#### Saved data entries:
::::::

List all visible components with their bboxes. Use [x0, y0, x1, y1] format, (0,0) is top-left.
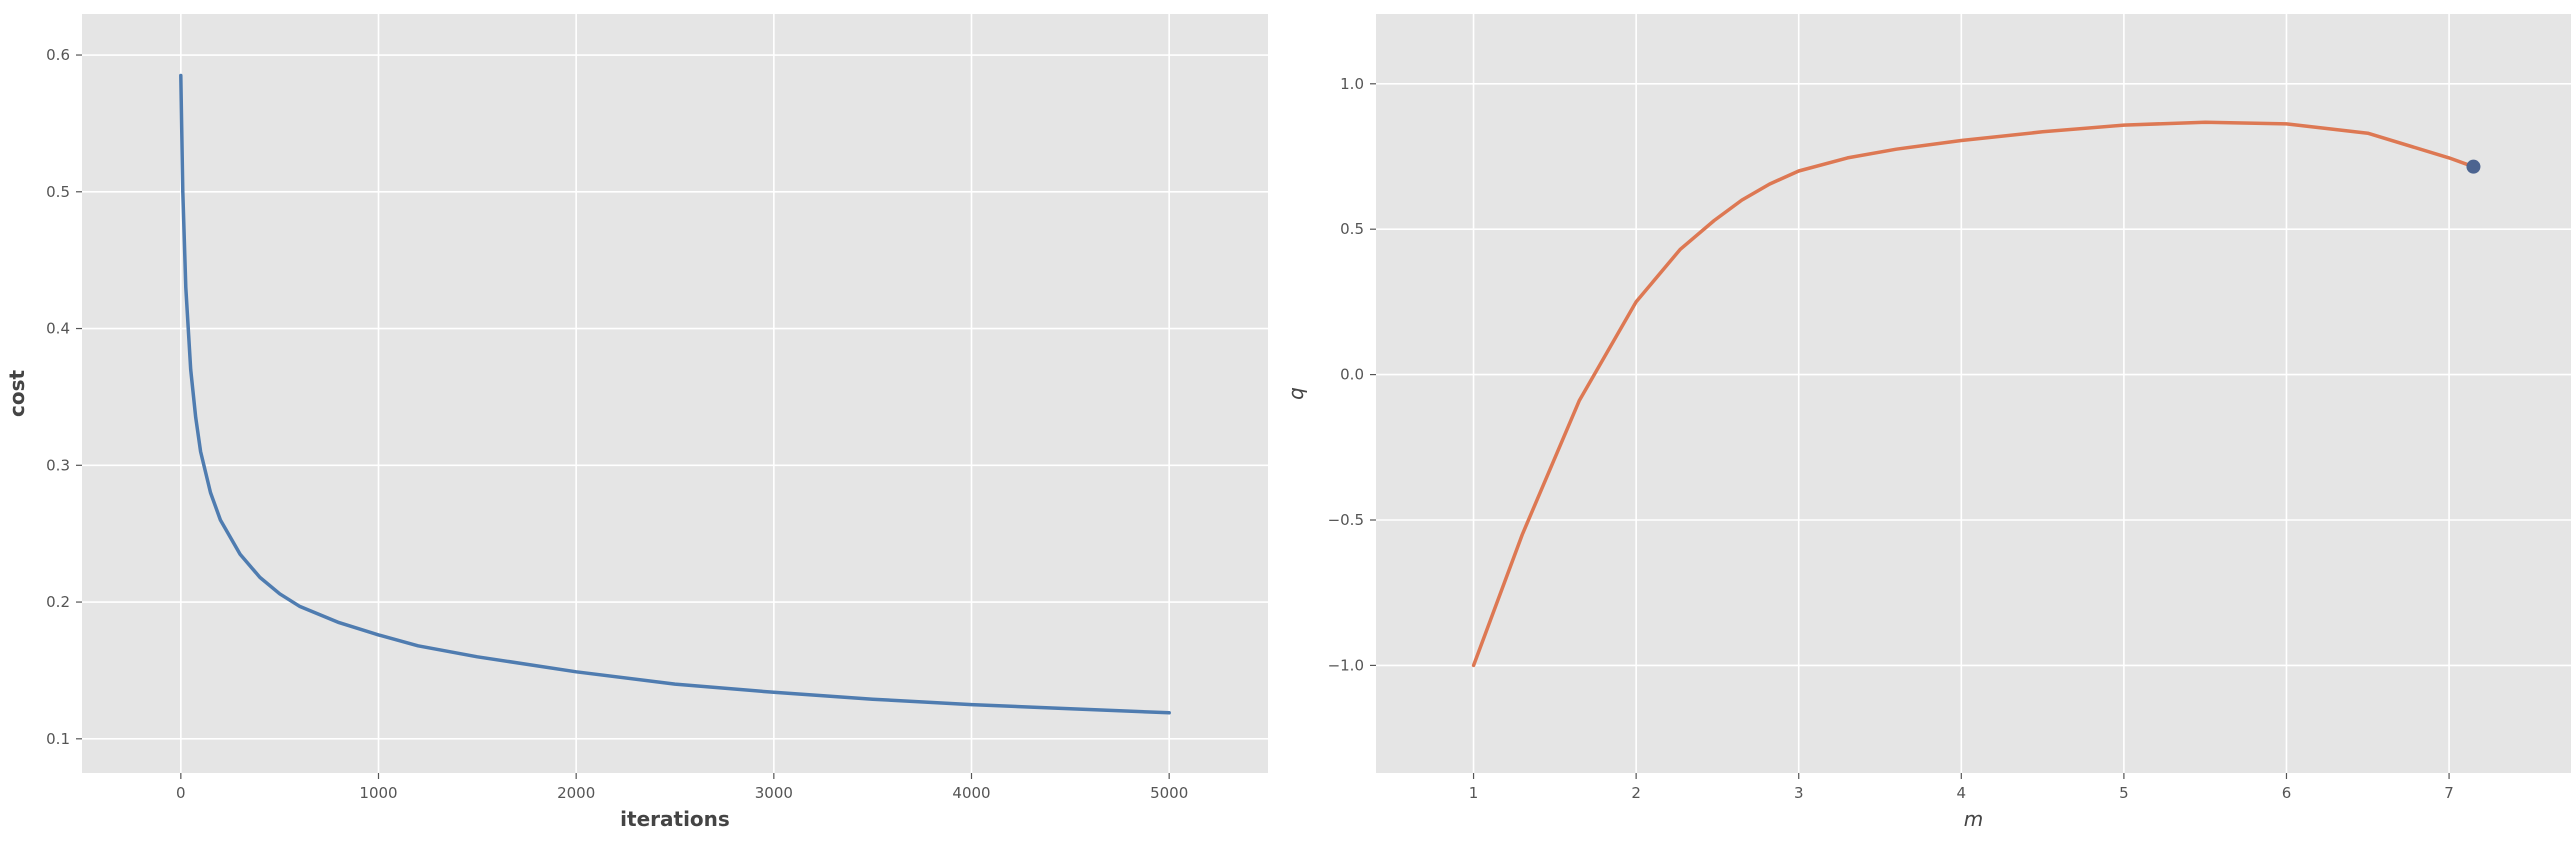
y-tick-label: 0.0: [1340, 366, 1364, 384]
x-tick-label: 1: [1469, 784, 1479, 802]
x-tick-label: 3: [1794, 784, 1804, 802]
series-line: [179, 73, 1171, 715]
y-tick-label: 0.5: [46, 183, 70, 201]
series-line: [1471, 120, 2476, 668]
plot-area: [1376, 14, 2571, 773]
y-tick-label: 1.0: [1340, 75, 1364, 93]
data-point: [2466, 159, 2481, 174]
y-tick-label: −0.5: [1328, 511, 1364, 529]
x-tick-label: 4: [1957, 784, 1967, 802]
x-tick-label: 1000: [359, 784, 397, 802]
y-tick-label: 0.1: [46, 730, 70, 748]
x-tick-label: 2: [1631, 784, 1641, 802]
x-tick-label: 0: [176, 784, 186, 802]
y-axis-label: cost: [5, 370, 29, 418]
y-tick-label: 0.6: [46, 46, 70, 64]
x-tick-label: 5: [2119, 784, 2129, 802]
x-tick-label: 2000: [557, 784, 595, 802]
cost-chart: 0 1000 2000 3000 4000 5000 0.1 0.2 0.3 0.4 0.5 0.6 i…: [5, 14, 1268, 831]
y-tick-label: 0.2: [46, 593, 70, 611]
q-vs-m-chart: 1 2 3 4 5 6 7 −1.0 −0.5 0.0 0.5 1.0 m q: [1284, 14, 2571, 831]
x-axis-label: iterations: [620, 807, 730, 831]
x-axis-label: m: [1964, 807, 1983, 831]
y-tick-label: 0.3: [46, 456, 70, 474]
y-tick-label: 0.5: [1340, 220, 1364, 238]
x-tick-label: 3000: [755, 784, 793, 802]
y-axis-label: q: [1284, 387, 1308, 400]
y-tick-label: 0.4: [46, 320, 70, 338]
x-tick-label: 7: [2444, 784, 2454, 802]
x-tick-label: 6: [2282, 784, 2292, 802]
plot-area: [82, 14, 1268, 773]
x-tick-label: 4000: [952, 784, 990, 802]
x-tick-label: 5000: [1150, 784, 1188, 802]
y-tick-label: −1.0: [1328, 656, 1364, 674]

::::::

#### WHAT THE TASK ASKS:
Retype the lines from the one containing "y-tick-label: 0.0: [1340, 366, 1364, 384]" to the one containing "y-tick-label: 0.5: [1340, 220, 1364, 238]", both included, with no changes.

#### ANSWER TO THE PROBLEM:
y-tick-label: 0.0: [1340, 366, 1364, 384]
x-tick-label: 1: [1469, 784, 1479, 802]
x-tick-label: 3: [1794, 784, 1804, 802]
series-line: [179, 73, 1171, 715]
y-tick-label: 0.5: [46, 183, 70, 201]
series-line: [1471, 120, 2476, 668]
plot-area: [1376, 14, 2571, 773]
y-tick-label: 1.0: [1340, 75, 1364, 93]
data-point: [2466, 159, 2481, 174]
y-tick-label: −0.5: [1328, 511, 1364, 529]
x-tick-label: 4: [1957, 784, 1967, 802]
x-tick-label: 1000: [359, 784, 397, 802]
y-tick-label: 0.1: [46, 730, 70, 748]
x-tick-label: 2: [1631, 784, 1641, 802]
x-tick-label: 0: [176, 784, 186, 802]
y-axis-label: cost: [5, 370, 29, 418]
y-tick-label: 0.6: [46, 46, 70, 64]
x-tick-label: 5: [2119, 784, 2129, 802]
x-tick-label: 2000: [557, 784, 595, 802]
cost-chart: 0 1000 2000 3000 4000 5000 0.1 0.2 0.3 0.4 0.5 0.6 i…: [5, 14, 1268, 831]
y-tick-label: 0.2: [46, 593, 70, 611]
q-vs-m-chart: 1 2 3 4 5 6 7 −1.0 −0.5 0.0 0.5 1.0 m q: [1284, 14, 2571, 831]
x-axis-label: iterations: [620, 807, 730, 831]
x-axis-label: m: [1964, 807, 1983, 831]
y-tick-label: 0.3: [46, 456, 70, 474]
y-tick-label: 0.5: [1340, 220, 1364, 238]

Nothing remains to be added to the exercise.